(Figure dataset records)
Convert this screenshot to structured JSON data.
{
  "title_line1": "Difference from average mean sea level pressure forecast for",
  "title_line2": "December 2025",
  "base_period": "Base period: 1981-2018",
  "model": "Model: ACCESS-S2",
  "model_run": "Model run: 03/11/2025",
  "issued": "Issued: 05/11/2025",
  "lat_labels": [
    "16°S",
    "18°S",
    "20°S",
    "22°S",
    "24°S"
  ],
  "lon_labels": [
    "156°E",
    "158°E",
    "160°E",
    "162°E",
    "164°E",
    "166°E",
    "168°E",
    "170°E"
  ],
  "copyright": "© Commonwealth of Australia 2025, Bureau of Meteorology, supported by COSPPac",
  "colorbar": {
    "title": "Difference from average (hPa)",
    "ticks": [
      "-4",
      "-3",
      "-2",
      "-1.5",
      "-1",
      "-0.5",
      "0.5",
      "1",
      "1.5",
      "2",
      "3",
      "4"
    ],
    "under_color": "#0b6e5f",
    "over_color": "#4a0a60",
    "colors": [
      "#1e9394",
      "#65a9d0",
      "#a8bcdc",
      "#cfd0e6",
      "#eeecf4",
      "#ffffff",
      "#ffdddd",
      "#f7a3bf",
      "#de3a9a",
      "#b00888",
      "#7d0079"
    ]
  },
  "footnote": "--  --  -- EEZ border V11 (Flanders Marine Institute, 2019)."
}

_Objective:_ Repeat every record, exactly as written.

_Expected answer:_
Convert this screenshot to structured JSON data.
{
  "title_line1": "Difference from average mean sea level pressure forecast for",
  "title_line2": "December 2025",
  "base_period": "Base period: 1981-2018",
  "model": "Model: ACCESS-S2",
  "model_run": "Model run: 03/11/2025",
  "issued": "Issued: 05/11/2025",
  "lat_labels": [
    "16°S",
    "18°S",
    "20°S",
    "22°S",
    "24°S"
  ],
  "lon_labels": [
    "156°E",
    "158°E",
    "160°E",
    "162°E",
    "164°E",
    "166°E",
    "168°E",
    "170°E"
  ],
  "copyright": "© Commonwealth of Australia 2025, Bureau of Meteorology, supported by COSPPac",
  "colorbar": {
    "title": "Difference from average (hPa)",
    "ticks": [
      "-4",
      "-3",
      "-2",
      "-1.5",
      "-1",
      "-0.5",
      "0.5",
      "1",
      "1.5",
      "2",
      "3",
      "4"
    ],
    "under_color": "#0b6e5f",
    "over_color": "#4a0a60",
    "colors": [
      "#1e9394",
      "#65a9d0",
      "#a8bcdc",
      "#cfd0e6",
      "#eeecf4",
      "#ffffff",
      "#ffdddd",
      "#f7a3bf",
      "#de3a9a",
      "#b00888",
      "#7d0079"
    ]
  },
  "footnote": "--  --  -- EEZ border V11 (Flanders Marine Institute, 2019)."
}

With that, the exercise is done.